- _THE REQUEST_
Pull out every line from the start of the rows through the line holding "x-tick-label: 1000 xyxy=(684,678,713,693)", both ends included, and reproduce them word for word.

- _DATA LISTING_
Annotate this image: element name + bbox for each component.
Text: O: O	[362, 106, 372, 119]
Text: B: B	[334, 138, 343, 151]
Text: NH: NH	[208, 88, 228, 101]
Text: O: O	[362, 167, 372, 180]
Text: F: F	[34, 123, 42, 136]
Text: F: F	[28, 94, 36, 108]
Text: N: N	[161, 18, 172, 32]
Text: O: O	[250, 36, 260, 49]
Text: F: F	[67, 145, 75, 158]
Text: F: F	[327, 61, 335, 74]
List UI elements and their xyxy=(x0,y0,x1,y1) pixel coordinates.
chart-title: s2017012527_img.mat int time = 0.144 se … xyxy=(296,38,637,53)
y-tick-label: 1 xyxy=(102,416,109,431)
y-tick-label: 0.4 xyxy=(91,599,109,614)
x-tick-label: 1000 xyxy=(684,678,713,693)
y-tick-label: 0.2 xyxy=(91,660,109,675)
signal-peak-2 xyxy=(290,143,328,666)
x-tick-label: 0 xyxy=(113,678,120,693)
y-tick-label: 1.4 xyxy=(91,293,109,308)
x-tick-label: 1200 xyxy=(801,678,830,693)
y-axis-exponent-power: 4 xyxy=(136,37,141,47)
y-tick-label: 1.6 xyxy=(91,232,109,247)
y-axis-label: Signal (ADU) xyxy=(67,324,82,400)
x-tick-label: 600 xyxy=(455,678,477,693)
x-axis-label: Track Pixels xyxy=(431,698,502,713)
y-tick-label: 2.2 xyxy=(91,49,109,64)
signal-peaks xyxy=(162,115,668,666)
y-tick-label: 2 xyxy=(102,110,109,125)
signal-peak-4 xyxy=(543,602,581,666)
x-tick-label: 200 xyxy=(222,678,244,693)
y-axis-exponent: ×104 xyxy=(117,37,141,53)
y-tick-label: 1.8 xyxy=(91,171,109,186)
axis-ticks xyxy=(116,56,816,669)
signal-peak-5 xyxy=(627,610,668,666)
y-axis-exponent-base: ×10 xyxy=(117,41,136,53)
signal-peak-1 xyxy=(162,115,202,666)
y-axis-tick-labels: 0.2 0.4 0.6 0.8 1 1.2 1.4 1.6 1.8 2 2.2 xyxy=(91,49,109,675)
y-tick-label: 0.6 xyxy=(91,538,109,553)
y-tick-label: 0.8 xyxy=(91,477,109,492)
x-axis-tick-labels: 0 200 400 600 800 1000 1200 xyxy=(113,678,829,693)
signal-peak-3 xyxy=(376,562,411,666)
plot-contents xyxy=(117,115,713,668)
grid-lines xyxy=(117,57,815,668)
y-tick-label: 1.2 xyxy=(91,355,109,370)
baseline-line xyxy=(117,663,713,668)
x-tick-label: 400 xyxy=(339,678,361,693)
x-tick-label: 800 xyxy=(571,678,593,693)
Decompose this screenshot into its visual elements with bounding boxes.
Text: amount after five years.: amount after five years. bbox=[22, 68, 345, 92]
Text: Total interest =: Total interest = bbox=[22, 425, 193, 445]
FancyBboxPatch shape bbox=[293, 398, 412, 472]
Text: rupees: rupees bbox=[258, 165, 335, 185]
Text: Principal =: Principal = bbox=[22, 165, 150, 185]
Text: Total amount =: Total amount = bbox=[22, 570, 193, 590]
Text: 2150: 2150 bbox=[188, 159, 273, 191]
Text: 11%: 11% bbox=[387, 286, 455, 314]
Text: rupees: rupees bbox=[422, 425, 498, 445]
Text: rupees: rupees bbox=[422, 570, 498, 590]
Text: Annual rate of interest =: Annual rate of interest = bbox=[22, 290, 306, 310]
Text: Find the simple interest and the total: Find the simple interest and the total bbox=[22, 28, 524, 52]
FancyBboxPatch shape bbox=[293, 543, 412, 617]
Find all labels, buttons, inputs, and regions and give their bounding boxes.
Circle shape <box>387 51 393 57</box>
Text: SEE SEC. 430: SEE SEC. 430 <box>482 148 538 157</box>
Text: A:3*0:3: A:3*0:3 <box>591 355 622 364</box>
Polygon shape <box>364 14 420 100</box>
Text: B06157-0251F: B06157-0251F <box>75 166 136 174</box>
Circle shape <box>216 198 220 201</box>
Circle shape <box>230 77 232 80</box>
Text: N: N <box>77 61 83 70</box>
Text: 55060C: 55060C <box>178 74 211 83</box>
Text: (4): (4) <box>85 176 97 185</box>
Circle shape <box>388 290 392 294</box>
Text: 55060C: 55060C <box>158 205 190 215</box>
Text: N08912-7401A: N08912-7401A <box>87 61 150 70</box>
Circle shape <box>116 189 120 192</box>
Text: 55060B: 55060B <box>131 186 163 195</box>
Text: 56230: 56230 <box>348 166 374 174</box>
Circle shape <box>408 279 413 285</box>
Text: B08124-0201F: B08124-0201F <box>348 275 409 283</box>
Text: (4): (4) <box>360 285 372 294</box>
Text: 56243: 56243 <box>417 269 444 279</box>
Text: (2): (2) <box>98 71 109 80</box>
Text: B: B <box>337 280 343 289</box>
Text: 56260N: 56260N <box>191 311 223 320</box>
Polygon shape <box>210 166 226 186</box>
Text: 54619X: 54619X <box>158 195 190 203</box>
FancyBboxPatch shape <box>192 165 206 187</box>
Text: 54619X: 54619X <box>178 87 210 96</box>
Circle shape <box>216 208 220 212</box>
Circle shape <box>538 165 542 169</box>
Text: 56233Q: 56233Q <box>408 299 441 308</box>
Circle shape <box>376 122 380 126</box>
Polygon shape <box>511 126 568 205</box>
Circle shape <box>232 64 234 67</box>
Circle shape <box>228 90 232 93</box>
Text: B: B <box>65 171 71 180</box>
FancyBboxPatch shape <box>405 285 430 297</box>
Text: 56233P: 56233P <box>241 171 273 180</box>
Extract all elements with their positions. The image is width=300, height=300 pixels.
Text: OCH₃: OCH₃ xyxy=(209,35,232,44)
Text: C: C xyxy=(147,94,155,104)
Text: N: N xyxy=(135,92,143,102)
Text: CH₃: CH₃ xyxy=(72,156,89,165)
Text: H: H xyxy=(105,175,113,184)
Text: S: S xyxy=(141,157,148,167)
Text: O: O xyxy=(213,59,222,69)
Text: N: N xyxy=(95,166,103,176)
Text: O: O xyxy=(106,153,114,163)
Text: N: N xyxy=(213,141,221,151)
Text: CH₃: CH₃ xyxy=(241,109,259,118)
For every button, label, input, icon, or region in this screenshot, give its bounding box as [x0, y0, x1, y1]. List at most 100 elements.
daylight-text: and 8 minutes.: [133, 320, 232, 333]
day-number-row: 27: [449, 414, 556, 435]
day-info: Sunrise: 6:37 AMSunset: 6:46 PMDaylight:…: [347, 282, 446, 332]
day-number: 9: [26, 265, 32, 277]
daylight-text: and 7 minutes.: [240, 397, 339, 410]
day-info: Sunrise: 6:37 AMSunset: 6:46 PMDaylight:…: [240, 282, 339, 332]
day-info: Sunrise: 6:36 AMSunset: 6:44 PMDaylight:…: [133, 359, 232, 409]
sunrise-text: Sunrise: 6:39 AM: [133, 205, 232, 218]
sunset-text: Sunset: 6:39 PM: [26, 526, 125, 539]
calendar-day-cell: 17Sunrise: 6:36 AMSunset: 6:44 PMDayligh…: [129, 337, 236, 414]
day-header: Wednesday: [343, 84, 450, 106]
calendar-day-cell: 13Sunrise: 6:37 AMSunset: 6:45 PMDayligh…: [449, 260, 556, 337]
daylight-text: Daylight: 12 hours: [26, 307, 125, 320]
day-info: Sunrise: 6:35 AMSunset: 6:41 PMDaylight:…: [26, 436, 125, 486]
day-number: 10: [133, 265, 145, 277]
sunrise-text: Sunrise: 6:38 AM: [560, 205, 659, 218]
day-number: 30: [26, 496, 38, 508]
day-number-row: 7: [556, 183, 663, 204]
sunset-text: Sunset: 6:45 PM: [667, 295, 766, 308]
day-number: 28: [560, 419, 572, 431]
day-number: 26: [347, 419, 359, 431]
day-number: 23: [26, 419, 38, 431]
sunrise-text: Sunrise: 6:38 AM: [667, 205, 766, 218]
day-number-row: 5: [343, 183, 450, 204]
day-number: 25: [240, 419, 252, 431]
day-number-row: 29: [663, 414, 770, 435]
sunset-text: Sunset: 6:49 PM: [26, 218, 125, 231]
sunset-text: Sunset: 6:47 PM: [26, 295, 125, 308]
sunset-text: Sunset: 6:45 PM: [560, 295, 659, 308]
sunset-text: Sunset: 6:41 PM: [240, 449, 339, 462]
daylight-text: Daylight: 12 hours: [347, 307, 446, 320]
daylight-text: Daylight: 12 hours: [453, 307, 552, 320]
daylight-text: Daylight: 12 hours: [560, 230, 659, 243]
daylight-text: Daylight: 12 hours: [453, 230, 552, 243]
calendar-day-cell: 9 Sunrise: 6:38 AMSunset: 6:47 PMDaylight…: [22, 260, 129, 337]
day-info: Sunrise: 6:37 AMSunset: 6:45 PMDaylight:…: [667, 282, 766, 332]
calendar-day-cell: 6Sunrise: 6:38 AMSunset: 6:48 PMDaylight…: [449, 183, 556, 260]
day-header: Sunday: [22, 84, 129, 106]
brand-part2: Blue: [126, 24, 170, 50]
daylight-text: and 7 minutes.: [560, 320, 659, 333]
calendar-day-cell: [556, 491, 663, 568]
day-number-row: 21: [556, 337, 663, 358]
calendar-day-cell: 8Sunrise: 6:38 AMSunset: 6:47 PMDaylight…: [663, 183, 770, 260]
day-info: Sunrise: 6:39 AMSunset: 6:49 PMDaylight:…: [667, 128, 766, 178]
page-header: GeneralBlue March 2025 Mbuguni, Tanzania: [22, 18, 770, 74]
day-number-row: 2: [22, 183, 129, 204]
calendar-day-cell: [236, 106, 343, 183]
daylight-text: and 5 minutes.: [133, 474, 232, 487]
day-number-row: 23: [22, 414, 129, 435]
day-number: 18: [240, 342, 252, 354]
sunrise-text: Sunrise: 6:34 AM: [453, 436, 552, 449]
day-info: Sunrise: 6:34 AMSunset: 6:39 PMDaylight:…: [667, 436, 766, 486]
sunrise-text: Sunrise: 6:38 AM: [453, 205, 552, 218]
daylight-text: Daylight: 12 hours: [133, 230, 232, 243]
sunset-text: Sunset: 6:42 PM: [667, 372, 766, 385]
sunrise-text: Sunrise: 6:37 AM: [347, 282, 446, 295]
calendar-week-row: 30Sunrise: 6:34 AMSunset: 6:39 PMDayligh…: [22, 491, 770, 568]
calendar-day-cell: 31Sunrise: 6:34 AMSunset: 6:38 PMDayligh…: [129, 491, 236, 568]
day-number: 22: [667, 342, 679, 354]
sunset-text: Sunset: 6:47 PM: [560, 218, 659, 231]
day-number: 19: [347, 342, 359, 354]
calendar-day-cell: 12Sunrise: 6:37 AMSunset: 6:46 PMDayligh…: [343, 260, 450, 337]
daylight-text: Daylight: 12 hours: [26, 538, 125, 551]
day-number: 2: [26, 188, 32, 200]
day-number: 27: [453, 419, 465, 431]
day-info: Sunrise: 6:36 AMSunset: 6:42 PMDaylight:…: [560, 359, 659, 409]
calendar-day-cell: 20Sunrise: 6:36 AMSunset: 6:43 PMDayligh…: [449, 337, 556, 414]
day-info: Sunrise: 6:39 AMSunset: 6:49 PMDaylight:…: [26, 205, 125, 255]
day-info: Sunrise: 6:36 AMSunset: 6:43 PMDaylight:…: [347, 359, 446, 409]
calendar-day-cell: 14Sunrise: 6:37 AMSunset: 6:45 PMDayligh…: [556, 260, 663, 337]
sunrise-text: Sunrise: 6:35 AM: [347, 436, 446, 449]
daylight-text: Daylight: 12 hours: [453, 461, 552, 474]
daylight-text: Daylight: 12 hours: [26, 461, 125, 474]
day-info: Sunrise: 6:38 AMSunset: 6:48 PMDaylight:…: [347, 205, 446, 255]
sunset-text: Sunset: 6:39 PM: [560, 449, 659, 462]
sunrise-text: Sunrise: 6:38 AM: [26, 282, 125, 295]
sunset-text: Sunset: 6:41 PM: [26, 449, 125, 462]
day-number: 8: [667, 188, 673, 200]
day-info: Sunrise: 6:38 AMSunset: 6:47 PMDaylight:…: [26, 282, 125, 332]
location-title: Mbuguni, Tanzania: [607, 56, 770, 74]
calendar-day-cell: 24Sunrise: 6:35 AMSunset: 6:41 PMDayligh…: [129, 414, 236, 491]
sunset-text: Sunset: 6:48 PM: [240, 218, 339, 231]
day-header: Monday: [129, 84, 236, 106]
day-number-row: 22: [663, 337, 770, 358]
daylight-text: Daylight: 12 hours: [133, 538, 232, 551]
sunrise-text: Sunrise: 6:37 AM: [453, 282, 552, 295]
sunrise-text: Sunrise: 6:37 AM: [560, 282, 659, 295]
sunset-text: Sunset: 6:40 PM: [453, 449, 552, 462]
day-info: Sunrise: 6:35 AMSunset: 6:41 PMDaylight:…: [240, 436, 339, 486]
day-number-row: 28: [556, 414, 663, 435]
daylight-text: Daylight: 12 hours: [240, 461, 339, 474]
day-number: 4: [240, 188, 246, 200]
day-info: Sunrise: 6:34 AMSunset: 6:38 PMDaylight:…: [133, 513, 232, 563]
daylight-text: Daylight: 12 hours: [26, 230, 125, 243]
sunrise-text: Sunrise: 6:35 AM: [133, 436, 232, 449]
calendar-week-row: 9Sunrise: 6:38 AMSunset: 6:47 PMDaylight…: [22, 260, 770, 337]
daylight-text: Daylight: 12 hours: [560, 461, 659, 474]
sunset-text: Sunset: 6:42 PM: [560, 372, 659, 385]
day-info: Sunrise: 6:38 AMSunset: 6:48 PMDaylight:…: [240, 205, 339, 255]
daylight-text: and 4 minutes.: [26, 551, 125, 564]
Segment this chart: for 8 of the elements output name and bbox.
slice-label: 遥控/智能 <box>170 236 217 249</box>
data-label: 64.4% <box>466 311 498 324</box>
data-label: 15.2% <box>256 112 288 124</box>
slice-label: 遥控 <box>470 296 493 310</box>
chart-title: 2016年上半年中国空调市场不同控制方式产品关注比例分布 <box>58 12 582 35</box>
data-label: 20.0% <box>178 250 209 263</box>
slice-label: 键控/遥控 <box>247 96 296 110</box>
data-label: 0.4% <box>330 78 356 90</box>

- _FULL ANSWER_
Annotate this image: element name + bbox for each component.
Text: O: O	[362, 106, 372, 119]
Text: B: B	[334, 138, 343, 151]
Text: NH: NH	[208, 88, 228, 101]
Text: O: O	[362, 167, 372, 180]
Text: F: F	[34, 123, 42, 136]
Text: F: F	[28, 94, 36, 108]
Text: N: N	[161, 18, 172, 32]
Text: O: O	[250, 36, 260, 49]
Text: F: F	[67, 145, 75, 158]
Text: F: F	[327, 61, 335, 74]
List UI elements and their xyxy=(x0,y0,x1,y1) pixel coordinates.
chart-title: s2017012527_img.mat int time = 0.144 se … xyxy=(296,38,637,53)
y-tick-label: 1 xyxy=(102,416,109,431)
y-tick-label: 0.4 xyxy=(91,599,109,614)
x-tick-label: 1000 xyxy=(684,678,713,693)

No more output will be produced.